◆ TASK PROMPT: Keep only those lines of the records that include the string "egestas".

---------- DATA EXCERPTS ----------

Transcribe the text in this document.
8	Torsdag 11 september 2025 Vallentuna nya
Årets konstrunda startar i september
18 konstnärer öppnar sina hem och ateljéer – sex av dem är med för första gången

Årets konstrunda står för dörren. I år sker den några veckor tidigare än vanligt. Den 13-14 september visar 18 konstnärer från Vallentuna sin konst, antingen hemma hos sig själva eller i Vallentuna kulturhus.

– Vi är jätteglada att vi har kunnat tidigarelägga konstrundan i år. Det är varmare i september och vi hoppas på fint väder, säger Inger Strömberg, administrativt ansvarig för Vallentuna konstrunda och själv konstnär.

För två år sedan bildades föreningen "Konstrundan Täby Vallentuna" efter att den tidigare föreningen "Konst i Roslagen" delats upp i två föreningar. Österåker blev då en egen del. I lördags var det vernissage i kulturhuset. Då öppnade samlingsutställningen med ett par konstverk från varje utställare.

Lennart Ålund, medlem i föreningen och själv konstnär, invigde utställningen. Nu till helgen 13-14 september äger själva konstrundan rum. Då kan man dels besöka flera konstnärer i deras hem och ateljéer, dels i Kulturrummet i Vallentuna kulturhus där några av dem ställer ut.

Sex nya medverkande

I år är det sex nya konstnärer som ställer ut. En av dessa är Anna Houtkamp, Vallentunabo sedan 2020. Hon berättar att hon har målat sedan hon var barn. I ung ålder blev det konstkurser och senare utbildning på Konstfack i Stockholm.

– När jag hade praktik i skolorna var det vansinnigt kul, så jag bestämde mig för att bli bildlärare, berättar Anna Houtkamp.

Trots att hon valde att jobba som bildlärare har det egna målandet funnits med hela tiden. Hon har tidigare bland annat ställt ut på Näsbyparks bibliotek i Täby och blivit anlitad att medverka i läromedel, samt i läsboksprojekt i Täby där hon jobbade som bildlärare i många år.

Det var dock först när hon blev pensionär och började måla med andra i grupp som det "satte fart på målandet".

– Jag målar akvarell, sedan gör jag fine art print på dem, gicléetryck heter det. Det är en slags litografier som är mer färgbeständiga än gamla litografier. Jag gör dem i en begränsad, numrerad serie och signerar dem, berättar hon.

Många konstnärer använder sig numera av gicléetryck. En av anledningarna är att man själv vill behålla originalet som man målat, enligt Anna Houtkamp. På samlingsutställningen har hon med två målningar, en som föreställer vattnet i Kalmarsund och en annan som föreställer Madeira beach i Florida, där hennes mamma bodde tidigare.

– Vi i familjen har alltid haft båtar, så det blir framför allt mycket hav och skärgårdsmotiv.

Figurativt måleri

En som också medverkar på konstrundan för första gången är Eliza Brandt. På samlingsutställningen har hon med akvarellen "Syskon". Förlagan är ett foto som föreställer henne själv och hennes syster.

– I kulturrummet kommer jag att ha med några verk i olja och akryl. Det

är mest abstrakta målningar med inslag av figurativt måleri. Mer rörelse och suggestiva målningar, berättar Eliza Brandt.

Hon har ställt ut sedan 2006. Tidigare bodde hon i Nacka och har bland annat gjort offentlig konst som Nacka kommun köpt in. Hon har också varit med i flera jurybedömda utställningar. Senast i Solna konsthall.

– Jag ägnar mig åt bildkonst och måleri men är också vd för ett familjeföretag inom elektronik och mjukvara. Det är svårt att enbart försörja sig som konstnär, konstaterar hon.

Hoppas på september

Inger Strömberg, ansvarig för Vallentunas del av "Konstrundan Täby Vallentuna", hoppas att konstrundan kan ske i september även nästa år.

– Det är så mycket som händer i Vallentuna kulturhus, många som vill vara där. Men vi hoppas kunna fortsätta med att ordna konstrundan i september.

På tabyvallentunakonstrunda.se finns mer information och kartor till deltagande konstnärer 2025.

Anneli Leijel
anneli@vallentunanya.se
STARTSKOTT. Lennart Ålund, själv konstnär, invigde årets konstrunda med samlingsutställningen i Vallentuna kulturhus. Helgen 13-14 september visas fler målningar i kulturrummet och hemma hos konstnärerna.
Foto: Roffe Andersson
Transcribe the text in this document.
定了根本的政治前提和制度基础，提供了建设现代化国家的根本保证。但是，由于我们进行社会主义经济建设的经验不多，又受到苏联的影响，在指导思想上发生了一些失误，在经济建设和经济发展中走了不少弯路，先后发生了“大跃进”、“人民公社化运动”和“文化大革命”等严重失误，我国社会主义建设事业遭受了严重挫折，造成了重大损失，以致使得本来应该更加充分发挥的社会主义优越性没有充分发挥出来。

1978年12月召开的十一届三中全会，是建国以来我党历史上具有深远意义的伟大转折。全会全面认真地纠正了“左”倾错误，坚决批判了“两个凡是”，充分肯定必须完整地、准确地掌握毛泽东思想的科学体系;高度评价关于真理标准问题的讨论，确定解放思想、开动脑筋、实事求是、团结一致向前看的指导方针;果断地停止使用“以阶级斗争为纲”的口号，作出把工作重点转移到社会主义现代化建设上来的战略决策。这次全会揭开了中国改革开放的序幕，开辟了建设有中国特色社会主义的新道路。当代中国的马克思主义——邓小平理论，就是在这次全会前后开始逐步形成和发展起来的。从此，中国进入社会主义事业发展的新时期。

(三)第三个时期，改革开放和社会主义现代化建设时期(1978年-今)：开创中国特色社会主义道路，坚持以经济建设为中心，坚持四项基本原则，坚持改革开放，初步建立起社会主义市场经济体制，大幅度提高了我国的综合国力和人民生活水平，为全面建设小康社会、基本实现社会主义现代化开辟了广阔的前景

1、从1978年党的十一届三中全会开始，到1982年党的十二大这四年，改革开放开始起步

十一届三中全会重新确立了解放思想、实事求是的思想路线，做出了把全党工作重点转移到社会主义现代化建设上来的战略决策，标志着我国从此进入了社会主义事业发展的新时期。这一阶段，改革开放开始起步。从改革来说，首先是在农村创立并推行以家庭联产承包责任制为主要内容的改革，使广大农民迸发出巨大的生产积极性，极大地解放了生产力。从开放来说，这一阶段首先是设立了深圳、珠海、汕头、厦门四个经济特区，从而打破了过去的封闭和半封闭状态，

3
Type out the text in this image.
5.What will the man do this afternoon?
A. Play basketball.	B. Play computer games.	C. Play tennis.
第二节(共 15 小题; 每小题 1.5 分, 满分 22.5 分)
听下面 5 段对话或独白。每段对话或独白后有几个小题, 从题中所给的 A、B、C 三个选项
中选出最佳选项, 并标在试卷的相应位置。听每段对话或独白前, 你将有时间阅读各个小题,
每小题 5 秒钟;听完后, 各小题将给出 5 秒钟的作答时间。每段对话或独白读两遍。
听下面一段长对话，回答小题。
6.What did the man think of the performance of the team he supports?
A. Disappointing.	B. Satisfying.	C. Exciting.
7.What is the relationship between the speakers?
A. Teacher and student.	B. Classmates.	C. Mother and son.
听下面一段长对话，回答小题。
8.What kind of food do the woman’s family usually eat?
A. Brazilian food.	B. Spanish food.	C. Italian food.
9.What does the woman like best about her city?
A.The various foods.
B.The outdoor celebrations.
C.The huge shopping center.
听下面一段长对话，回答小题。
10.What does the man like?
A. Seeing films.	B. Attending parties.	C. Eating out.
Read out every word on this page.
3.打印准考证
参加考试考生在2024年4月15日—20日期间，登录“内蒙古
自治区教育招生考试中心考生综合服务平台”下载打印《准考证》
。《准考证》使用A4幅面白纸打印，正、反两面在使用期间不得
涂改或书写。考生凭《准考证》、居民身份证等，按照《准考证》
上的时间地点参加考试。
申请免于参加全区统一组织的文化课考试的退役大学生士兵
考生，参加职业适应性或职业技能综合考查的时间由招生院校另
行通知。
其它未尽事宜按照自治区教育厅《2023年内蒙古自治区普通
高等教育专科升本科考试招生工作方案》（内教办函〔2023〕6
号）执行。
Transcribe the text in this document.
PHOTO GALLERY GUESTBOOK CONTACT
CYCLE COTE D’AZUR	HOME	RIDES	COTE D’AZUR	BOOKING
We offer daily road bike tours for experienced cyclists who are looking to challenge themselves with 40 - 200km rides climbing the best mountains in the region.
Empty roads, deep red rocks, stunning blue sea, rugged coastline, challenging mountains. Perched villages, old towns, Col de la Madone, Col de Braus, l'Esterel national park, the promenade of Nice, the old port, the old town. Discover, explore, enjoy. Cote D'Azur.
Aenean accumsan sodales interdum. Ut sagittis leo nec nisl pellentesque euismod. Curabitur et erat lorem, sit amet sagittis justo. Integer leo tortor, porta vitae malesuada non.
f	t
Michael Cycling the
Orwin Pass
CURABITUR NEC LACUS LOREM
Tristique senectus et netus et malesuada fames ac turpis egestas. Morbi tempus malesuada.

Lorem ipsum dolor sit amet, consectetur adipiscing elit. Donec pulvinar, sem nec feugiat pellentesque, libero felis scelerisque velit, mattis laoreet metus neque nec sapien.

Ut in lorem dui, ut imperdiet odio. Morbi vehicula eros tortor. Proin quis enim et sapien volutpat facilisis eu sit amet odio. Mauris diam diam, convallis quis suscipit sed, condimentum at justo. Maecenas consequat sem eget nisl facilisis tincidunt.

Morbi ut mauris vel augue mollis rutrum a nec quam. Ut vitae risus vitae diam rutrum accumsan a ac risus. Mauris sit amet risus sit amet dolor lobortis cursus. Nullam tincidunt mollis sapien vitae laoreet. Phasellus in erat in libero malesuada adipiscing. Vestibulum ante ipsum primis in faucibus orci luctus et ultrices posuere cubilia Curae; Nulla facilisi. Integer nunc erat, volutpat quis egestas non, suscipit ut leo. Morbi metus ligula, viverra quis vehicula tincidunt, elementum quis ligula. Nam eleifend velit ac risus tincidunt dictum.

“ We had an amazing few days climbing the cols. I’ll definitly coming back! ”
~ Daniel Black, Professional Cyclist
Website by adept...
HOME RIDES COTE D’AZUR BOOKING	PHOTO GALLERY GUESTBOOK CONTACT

----------

◆ ANSWER TO THE TASK:
Tristique senectus et netus et malesuada fames ac turpis egestas. Morbi tempus malesuada.
Morbi ut mauris vel augue mollis rutrum a nec quam. Ut vitae risus vitae diam rutrum accumsan a ac risus. Mauris sit amet risus sit amet dolor lobortis cursus. Nullam tincidunt mollis sapien vitae laoreet. Phasellus in erat in libero malesuada adipiscing. Vestibulum ante ipsum primis in faucibus orci luctus et ultrices posuere cubilia Curae; Nulla facilisi. Integer nunc erat, volutpat quis egestas non, suscipit ut leo. Morbi metus ligula, viverra quis vehicula tincidunt, elementum quis ligula. Nam eleifend velit ac risus tincidunt dictum.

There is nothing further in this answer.